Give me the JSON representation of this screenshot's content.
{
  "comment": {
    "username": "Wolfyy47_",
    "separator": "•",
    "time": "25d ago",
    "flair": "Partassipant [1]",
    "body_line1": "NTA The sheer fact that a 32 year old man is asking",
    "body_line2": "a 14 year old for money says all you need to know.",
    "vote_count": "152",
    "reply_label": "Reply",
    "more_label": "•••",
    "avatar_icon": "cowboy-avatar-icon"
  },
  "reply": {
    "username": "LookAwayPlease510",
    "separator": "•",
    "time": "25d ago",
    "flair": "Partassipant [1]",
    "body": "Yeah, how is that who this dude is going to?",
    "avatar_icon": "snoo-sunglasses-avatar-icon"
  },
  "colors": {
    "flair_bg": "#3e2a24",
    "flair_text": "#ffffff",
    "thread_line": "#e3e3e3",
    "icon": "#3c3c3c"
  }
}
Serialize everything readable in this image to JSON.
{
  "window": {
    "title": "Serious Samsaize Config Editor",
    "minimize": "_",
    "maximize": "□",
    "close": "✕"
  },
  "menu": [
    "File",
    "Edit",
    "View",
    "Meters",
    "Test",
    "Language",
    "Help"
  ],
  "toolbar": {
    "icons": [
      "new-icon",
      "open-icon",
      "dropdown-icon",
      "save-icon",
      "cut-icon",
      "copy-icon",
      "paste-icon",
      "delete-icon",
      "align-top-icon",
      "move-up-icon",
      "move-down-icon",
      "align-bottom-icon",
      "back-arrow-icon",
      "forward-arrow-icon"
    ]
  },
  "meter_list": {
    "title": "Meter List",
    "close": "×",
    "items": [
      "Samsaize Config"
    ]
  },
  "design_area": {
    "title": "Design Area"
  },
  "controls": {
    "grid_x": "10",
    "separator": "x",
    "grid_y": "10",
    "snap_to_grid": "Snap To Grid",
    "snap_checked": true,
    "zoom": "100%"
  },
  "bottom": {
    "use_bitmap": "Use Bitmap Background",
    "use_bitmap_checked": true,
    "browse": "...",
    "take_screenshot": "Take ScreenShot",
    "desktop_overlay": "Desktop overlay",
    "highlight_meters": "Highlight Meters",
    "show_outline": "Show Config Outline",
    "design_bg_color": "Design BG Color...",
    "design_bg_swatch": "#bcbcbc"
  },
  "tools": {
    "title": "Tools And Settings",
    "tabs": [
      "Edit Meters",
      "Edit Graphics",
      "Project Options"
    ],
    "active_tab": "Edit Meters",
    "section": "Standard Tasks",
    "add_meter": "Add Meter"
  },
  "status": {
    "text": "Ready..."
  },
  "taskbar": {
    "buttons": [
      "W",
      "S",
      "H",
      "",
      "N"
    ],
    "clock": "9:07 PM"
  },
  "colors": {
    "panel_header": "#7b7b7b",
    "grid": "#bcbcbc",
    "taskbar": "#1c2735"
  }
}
======
● DIRECTION
Locate each line with the word "bcbcbc" and copy it.

● EXERCISE ANSWER
    "design_bg_swatch": "#bcbcbc"
    "grid": "#bcbcbc",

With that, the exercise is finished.